Goal of the exercise:
Can you update the records below so that every "delete-button" becomes "remove-button", with nothing else changed?

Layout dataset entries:
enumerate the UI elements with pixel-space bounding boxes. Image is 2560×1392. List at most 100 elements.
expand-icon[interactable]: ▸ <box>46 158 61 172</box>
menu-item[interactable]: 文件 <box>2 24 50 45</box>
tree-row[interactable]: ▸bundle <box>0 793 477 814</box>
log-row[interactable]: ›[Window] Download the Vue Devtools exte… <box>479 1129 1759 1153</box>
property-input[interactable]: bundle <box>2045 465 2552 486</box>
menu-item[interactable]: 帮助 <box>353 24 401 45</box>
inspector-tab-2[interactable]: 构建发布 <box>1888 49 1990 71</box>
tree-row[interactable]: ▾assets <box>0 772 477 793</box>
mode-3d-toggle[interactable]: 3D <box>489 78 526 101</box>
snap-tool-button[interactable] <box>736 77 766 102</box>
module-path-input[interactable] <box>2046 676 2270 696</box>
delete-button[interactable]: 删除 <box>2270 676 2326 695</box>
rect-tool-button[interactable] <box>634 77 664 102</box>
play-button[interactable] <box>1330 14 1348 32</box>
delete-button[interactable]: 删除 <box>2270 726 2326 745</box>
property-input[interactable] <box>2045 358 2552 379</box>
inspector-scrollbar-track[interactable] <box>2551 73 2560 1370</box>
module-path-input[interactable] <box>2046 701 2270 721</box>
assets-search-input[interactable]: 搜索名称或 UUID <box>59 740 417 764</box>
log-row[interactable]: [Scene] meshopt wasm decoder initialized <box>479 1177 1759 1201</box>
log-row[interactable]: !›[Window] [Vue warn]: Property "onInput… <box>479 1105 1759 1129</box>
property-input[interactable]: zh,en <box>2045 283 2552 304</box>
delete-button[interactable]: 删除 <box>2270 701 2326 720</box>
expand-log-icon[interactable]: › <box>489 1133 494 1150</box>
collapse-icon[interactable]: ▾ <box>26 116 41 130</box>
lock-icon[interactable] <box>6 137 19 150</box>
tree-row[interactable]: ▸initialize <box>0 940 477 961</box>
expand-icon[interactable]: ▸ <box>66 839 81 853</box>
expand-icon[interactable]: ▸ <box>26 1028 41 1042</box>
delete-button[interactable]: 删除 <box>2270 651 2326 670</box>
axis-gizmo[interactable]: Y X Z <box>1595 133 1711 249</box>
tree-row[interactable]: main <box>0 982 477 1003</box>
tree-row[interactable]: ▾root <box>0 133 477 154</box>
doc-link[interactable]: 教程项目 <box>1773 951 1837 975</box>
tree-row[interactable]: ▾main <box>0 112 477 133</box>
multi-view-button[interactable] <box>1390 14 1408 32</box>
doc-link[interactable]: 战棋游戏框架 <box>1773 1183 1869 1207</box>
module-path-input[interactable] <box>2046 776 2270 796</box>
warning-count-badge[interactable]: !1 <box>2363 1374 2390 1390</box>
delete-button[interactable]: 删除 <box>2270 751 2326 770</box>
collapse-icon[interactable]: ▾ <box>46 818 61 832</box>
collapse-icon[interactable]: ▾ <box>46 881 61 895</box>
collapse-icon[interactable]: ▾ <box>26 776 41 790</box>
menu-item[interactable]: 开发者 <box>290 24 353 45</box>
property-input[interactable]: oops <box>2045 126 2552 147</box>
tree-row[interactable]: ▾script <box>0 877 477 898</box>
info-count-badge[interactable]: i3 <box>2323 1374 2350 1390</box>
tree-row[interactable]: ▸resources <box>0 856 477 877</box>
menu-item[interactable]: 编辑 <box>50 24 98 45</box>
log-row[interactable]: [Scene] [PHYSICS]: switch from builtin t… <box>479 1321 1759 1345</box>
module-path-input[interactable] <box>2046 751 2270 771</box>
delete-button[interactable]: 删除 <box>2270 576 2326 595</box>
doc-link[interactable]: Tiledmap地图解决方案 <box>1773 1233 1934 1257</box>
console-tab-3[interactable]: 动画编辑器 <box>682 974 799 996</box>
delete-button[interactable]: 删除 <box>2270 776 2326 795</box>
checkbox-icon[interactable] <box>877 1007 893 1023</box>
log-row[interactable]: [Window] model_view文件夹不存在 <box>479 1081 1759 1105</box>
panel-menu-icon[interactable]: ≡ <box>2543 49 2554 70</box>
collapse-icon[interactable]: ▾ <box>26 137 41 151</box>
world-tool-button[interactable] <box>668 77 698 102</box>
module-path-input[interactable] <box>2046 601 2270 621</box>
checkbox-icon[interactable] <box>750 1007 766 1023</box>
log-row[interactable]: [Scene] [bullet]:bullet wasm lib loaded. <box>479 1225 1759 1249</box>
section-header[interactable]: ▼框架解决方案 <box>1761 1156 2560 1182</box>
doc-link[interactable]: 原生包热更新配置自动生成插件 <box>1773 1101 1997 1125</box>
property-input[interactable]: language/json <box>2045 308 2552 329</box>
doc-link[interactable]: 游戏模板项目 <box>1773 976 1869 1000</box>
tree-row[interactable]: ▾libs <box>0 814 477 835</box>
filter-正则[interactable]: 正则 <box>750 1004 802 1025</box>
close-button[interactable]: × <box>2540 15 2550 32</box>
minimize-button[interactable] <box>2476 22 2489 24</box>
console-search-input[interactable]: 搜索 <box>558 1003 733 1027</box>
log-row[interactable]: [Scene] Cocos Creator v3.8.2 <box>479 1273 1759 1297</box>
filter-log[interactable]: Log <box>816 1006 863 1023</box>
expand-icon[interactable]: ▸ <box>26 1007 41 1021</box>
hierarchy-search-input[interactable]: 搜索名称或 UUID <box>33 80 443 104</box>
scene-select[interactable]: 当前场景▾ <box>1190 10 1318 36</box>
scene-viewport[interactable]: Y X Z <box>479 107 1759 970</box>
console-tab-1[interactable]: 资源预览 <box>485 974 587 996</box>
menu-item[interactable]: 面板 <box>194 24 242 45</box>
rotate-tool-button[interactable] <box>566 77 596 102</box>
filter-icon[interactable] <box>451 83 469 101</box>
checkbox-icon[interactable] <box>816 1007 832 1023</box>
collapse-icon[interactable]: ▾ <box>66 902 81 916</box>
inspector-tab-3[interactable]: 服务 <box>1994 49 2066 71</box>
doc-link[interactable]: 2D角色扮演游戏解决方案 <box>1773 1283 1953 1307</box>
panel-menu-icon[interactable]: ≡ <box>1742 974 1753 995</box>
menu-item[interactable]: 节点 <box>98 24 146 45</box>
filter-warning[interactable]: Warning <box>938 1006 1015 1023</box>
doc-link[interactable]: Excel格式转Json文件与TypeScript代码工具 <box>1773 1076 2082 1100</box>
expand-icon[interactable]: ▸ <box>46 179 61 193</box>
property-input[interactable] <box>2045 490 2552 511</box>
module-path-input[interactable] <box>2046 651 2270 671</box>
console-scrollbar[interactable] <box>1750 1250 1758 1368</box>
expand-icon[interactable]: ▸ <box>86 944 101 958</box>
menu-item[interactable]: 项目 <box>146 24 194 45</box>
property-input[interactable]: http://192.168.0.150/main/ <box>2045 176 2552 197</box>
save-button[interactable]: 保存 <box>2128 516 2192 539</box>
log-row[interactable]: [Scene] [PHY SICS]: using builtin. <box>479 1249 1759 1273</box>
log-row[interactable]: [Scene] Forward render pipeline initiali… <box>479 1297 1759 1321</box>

Answer for the task:
enumerate the UI elements with pixel-space bounding boxes. Image is 2560×1392. List at most 100 elements.
expand-icon[interactable]: ▸ <box>46 158 61 172</box>
menu-item[interactable]: 文件 <box>2 24 50 45</box>
tree-row[interactable]: ▸bundle <box>0 793 477 814</box>
log-row[interactable]: ›[Window] Download the Vue Devtools exte… <box>479 1129 1759 1153</box>
property-input[interactable]: bundle <box>2045 465 2552 486</box>
menu-item[interactable]: 帮助 <box>353 24 401 45</box>
inspector-tab-2[interactable]: 构建发布 <box>1888 49 1990 71</box>
tree-row[interactable]: ▾assets <box>0 772 477 793</box>
mode-3d-toggle[interactable]: 3D <box>489 78 526 101</box>
snap-tool-button[interactable] <box>736 77 766 102</box>
module-path-input[interactable] <box>2046 676 2270 696</box>
remove-button[interactable]: 删除 <box>2270 676 2326 695</box>
rect-tool-button[interactable] <box>634 77 664 102</box>
play-button[interactable] <box>1330 14 1348 32</box>
remove-button[interactable]: 删除 <box>2270 726 2326 745</box>
property-input[interactable] <box>2045 358 2552 379</box>
inspector-scrollbar-track[interactable] <box>2551 73 2560 1370</box>
module-path-input[interactable] <box>2046 701 2270 721</box>
assets-search-input[interactable]: 搜索名称或 UUID <box>59 740 417 764</box>
log-row[interactable]: [Scene] meshopt wasm decoder initialized <box>479 1177 1759 1201</box>
log-row[interactable]: !›[Window] [Vue warn]: Property "onInput… <box>479 1105 1759 1129</box>
property-input[interactable]: zh,en <box>2045 283 2552 304</box>
remove-button[interactable]: 删除 <box>2270 701 2326 720</box>
expand-log-icon[interactable]: › <box>489 1133 494 1150</box>
collapse-icon[interactable]: ▾ <box>26 116 41 130</box>
lock-icon[interactable] <box>6 137 19 150</box>
tree-row[interactable]: ▸initialize <box>0 940 477 961</box>
expand-icon[interactable]: ▸ <box>66 839 81 853</box>
expand-icon[interactable]: ▸ <box>26 1028 41 1042</box>
remove-button[interactable]: 删除 <box>2270 651 2326 670</box>
axis-gizmo[interactable]: Y X Z <box>1595 133 1711 249</box>
tree-row[interactable]: main <box>0 982 477 1003</box>
tree-row[interactable]: ▾root <box>0 133 477 154</box>
doc-link[interactable]: 教程项目 <box>1773 951 1837 975</box>
tree-row[interactable]: ▾main <box>0 112 477 133</box>
multi-view-button[interactable] <box>1390 14 1408 32</box>
doc-link[interactable]: 战棋游戏框架 <box>1773 1183 1869 1207</box>
module-path-input[interactable] <box>2046 776 2270 796</box>
warning-count-badge[interactable]: !1 <box>2363 1374 2390 1390</box>
remove-button[interactable]: 删除 <box>2270 751 2326 770</box>
collapse-icon[interactable]: ▾ <box>46 818 61 832</box>
collapse-icon[interactable]: ▾ <box>46 881 61 895</box>
collapse-icon[interactable]: ▾ <box>26 776 41 790</box>
menu-item[interactable]: 开发者 <box>290 24 353 45</box>
property-input[interactable]: oops <box>2045 126 2552 147</box>
tree-row[interactable]: ▾script <box>0 877 477 898</box>
info-count-badge[interactable]: i3 <box>2323 1374 2350 1390</box>
tree-row[interactable]: ▸resources <box>0 856 477 877</box>
menu-item[interactable]: 编辑 <box>50 24 98 45</box>
log-row[interactable]: [Scene] [PHYSICS]: switch from builtin t… <box>479 1321 1759 1345</box>
module-path-input[interactable] <box>2046 751 2270 771</box>
remove-button[interactable]: 删除 <box>2270 576 2326 595</box>
doc-link[interactable]: Tiledmap地图解决方案 <box>1773 1233 1934 1257</box>
console-tab-3[interactable]: 动画编辑器 <box>682 974 799 996</box>
remove-button[interactable]: 删除 <box>2270 776 2326 795</box>
checkbox-icon[interactable] <box>877 1007 893 1023</box>
log-row[interactable]: [Window] model_view文件夹不存在 <box>479 1081 1759 1105</box>
panel-menu-icon[interactable]: ≡ <box>2543 49 2554 70</box>
collapse-icon[interactable]: ▾ <box>26 137 41 151</box>
world-tool-button[interactable] <box>668 77 698 102</box>
module-path-input[interactable] <box>2046 601 2270 621</box>
checkbox-icon[interactable] <box>750 1007 766 1023</box>
log-row[interactable]: [Scene] [bullet]:bullet wasm lib loaded. <box>479 1225 1759 1249</box>
section-header[interactable]: ▼框架解决方案 <box>1761 1156 2560 1182</box>
doc-link[interactable]: 原生包热更新配置自动生成插件 <box>1773 1101 1997 1125</box>
property-input[interactable]: language/json <box>2045 308 2552 329</box>
doc-link[interactable]: 游戏模板项目 <box>1773 976 1869 1000</box>
tree-row[interactable]: ▾libs <box>0 814 477 835</box>
filter-正则[interactable]: 正则 <box>750 1004 802 1025</box>
close-button[interactable]: × <box>2540 15 2550 32</box>
minimize-button[interactable] <box>2476 22 2489 24</box>
console-search-input[interactable]: 搜索 <box>558 1003 733 1027</box>
log-row[interactable]: [Scene] Cocos Creator v3.8.2 <box>479 1273 1759 1297</box>
filter-log[interactable]: Log <box>816 1006 863 1023</box>
expand-icon[interactable]: ▸ <box>26 1007 41 1021</box>
hierarchy-search-input[interactable]: 搜索名称或 UUID <box>33 80 443 104</box>
scene-select[interactable]: 当前场景▾ <box>1190 10 1318 36</box>
scene-viewport[interactable]: Y X Z <box>479 107 1759 970</box>
console-tab-1[interactable]: 资源预览 <box>485 974 587 996</box>
menu-item[interactable]: 面板 <box>194 24 242 45</box>
rotate-tool-button[interactable] <box>566 77 596 102</box>
filter-icon[interactable] <box>451 83 469 101</box>
checkbox-icon[interactable] <box>816 1007 832 1023</box>
collapse-icon[interactable]: ▾ <box>66 902 81 916</box>
inspector-tab-3[interactable]: 服务 <box>1994 49 2066 71</box>
doc-link[interactable]: 2D角色扮演游戏解决方案 <box>1773 1283 1953 1307</box>
panel-menu-icon[interactable]: ≡ <box>1742 974 1753 995</box>
menu-item[interactable]: 节点 <box>98 24 146 45</box>
filter-warning[interactable]: Warning <box>938 1006 1015 1023</box>
doc-link[interactable]: Excel格式转Json文件与TypeScript代码工具 <box>1773 1076 2082 1100</box>
expand-icon[interactable]: ▸ <box>46 179 61 193</box>
property-input[interactable] <box>2045 490 2552 511</box>
module-path-input[interactable] <box>2046 651 2270 671</box>
console-scrollbar[interactable] <box>1750 1250 1758 1368</box>
expand-icon[interactable]: ▸ <box>86 944 101 958</box>
menu-item[interactable]: 项目 <box>146 24 194 45</box>
property-input[interactable]: http://192.168.0.150/main/ <box>2045 176 2552 197</box>
save-button[interactable]: 保存 <box>2128 516 2192 539</box>
log-row[interactable]: [Scene] [PHY SICS]: using builtin. <box>479 1249 1759 1273</box>
log-row[interactable]: [Scene] Forward render pipeline initiali… <box>479 1297 1759 1321</box>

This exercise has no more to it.